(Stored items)
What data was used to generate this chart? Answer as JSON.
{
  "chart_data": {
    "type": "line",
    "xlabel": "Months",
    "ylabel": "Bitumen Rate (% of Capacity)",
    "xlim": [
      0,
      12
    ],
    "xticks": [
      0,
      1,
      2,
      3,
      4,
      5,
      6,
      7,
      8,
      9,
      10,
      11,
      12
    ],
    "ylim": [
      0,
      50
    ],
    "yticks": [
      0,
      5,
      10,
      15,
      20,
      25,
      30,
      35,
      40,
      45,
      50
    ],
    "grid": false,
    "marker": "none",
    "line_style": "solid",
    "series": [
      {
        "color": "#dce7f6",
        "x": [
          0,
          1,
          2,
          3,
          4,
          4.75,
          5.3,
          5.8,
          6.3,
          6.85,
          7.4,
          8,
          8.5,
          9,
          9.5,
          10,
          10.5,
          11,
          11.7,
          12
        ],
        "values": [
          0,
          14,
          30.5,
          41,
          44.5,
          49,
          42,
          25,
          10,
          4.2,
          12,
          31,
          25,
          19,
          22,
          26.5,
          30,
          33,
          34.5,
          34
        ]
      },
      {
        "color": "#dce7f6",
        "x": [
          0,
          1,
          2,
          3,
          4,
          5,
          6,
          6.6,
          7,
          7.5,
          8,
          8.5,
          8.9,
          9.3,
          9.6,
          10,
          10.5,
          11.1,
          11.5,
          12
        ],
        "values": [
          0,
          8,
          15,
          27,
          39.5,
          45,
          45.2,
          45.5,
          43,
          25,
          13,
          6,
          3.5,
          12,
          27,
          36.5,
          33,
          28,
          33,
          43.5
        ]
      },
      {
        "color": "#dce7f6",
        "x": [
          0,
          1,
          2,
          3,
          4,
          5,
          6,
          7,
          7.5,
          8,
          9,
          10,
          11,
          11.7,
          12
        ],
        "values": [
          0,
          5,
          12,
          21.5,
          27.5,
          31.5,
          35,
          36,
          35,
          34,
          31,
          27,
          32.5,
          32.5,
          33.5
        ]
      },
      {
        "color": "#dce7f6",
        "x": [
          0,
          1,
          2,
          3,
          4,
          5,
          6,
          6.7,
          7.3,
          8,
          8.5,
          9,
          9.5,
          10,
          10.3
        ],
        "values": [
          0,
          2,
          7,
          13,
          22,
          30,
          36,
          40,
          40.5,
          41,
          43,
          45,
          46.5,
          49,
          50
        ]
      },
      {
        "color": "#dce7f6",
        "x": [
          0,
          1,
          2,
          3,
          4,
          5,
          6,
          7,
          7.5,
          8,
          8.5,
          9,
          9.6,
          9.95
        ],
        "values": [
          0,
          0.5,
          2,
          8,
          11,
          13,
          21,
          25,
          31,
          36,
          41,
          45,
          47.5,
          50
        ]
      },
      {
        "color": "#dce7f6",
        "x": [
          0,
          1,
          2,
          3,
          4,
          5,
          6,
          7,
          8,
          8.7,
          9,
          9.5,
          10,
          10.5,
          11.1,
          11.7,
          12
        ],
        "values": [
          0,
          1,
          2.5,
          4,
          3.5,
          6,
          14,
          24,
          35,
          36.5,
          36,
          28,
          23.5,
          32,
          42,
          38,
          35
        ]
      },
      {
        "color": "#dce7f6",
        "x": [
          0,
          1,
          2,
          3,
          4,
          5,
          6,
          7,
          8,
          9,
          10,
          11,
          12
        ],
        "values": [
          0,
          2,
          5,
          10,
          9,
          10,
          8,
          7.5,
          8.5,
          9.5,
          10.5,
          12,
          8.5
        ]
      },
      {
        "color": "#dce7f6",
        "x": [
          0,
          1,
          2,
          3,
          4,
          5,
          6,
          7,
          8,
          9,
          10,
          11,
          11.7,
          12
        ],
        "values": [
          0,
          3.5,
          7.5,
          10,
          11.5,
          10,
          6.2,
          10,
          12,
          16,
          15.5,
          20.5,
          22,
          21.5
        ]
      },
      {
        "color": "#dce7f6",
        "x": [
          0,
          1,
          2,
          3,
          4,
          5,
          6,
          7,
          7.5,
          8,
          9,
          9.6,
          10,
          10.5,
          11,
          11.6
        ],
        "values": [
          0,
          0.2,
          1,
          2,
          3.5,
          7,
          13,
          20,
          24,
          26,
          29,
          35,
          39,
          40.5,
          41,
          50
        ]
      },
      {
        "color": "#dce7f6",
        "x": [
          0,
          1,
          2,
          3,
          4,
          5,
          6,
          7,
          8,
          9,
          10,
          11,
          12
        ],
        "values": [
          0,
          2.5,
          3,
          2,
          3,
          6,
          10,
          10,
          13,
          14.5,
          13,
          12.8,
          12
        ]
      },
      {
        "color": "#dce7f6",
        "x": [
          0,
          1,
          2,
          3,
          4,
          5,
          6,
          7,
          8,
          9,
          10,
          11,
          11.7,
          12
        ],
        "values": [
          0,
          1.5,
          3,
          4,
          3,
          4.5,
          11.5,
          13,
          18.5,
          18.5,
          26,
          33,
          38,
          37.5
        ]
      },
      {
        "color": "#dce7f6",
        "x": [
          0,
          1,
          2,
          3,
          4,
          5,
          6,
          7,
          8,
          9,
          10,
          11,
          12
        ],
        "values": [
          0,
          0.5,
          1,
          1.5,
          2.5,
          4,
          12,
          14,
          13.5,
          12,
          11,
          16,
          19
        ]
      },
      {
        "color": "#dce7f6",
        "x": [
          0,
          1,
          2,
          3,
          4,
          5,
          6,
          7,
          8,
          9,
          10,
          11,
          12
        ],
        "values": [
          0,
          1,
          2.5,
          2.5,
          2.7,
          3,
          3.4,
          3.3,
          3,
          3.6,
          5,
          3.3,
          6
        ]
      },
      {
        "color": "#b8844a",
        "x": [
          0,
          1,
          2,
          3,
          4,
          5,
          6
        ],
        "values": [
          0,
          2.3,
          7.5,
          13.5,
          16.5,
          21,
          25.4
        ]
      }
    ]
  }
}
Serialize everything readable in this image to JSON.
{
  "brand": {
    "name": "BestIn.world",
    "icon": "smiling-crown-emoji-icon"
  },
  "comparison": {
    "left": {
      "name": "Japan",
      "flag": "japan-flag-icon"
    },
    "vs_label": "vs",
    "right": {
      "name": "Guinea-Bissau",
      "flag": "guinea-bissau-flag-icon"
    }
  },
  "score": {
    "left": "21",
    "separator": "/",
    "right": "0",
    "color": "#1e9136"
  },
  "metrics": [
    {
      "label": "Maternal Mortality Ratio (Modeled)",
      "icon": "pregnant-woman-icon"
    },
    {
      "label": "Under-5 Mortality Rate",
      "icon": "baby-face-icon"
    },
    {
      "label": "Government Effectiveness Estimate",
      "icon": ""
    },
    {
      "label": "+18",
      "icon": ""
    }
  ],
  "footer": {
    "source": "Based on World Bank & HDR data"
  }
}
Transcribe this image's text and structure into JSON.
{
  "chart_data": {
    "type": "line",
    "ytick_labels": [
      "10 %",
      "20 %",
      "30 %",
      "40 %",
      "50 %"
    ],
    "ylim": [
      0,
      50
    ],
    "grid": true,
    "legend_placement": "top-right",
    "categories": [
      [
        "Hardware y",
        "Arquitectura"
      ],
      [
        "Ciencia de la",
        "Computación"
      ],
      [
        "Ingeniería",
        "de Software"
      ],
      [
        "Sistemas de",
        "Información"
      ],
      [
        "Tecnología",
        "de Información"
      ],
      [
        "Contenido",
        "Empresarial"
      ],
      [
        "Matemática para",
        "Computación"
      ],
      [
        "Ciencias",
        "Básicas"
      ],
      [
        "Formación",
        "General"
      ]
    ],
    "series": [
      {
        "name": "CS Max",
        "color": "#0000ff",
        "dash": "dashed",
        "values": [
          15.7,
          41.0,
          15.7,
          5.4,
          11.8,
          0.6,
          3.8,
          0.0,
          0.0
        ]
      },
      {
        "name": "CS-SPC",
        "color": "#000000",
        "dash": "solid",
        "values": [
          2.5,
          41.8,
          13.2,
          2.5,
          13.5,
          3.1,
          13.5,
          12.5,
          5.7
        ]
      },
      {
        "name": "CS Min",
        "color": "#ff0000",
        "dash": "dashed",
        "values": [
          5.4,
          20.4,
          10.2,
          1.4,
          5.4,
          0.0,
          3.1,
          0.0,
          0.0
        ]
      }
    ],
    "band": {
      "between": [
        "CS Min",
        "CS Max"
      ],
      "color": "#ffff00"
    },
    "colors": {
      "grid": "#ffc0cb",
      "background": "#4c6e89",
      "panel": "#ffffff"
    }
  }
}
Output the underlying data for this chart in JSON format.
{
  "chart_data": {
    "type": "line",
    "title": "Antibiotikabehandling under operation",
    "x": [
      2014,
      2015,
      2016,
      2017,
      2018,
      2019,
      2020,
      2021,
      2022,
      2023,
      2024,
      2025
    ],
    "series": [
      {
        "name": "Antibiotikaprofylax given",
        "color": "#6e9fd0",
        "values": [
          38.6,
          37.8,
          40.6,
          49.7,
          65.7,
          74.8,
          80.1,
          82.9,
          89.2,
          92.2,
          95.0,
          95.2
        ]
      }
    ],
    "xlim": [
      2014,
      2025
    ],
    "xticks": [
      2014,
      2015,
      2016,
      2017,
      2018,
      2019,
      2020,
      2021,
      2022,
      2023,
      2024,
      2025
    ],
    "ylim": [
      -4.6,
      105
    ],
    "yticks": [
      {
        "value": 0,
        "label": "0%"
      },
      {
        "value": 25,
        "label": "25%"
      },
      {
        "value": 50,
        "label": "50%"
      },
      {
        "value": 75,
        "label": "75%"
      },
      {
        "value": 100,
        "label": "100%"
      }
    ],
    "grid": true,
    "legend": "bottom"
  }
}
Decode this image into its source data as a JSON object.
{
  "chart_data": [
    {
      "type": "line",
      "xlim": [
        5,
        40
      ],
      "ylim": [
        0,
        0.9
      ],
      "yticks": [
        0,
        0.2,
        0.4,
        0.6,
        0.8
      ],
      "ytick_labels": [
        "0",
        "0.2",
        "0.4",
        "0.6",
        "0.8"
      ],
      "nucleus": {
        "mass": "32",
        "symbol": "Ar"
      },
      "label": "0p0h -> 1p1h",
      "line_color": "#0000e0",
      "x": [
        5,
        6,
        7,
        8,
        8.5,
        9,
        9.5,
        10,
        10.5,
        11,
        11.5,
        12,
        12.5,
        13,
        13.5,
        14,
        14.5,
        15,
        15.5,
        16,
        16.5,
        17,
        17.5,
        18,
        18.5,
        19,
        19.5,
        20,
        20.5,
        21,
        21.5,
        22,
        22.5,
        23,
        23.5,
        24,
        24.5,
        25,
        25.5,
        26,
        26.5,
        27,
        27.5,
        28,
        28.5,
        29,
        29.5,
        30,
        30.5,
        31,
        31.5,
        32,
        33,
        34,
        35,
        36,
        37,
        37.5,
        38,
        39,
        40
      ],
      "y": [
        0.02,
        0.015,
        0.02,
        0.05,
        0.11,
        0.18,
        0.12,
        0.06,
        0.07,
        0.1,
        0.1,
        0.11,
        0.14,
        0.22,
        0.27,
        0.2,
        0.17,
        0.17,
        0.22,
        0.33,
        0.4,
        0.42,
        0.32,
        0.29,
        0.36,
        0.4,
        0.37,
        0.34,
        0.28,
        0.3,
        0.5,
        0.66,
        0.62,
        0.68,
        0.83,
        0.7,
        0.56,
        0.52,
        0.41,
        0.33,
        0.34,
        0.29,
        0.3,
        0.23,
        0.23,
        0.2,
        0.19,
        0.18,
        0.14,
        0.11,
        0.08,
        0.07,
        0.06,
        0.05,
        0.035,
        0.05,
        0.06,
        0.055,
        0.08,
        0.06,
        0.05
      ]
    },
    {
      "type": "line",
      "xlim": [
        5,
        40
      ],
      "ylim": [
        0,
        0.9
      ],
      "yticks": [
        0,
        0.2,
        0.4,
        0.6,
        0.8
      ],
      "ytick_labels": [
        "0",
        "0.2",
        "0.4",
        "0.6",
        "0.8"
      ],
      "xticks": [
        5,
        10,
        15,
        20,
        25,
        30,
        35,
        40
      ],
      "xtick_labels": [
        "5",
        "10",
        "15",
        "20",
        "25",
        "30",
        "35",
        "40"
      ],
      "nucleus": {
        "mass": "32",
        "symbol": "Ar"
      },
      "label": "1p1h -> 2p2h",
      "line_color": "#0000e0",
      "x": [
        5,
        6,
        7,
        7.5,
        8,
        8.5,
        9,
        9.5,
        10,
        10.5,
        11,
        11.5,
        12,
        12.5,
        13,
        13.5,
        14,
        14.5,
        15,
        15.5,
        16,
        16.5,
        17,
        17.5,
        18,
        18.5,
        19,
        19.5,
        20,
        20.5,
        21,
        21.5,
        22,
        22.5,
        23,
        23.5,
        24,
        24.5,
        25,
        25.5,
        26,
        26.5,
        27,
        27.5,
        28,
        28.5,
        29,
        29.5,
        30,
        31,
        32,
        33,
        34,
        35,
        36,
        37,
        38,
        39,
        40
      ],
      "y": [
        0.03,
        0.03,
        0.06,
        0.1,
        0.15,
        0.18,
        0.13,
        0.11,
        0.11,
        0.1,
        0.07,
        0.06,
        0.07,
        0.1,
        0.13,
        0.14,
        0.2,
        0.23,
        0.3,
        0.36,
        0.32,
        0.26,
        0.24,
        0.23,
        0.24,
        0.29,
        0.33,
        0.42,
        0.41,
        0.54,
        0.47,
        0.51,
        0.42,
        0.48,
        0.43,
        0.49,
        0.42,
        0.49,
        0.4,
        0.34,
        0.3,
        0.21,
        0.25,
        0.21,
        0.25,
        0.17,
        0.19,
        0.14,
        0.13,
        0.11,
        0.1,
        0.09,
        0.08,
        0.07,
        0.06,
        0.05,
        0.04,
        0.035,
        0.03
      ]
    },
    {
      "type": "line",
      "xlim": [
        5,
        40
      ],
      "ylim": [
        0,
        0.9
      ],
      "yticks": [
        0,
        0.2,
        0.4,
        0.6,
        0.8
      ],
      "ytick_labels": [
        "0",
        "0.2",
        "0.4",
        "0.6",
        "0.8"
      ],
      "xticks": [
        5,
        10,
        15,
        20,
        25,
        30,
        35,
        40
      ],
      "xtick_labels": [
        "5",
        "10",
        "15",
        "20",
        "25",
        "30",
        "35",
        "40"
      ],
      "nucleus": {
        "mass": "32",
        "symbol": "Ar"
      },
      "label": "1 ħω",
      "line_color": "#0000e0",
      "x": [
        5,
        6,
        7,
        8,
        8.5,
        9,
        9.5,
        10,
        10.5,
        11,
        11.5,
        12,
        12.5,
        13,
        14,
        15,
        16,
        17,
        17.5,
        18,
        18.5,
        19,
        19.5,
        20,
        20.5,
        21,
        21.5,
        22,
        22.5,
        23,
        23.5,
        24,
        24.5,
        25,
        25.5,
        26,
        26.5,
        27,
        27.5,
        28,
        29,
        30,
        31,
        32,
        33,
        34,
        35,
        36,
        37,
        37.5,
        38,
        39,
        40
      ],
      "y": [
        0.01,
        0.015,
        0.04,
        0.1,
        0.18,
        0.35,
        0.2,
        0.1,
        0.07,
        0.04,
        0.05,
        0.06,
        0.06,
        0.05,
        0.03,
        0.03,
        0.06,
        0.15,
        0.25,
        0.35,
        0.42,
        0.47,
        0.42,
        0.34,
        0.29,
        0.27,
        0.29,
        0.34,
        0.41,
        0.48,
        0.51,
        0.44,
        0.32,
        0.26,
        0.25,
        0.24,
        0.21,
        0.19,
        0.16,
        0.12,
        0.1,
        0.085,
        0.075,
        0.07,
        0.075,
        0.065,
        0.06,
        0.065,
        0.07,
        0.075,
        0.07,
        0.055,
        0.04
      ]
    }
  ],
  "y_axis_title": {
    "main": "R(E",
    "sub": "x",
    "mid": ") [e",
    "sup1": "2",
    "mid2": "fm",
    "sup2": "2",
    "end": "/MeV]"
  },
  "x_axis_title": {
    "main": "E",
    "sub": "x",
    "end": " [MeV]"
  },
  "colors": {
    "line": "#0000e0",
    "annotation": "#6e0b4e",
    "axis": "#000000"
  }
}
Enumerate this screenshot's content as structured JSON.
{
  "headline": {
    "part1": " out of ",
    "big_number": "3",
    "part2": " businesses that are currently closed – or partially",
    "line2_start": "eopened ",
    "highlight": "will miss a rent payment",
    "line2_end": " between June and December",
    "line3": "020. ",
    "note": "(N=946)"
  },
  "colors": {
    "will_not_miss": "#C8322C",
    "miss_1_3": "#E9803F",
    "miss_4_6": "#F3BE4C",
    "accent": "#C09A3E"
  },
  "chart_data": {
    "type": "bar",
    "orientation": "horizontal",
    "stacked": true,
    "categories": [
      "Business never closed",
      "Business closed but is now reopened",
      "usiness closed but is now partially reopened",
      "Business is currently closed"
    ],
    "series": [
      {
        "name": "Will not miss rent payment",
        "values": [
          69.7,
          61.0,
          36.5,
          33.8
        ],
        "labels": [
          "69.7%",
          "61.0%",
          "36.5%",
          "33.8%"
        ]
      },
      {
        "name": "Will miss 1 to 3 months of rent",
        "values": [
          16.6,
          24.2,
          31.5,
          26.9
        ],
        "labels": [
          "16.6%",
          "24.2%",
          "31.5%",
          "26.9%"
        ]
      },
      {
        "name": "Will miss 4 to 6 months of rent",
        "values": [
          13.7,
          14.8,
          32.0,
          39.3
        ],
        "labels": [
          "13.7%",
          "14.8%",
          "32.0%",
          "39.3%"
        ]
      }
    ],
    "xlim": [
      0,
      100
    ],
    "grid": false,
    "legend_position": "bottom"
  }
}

STATED PROBLEM |
Identify how many lines in the entries above contain the word "flag" and provide only that figure.

RESULT OF THIS EXERCISE |
2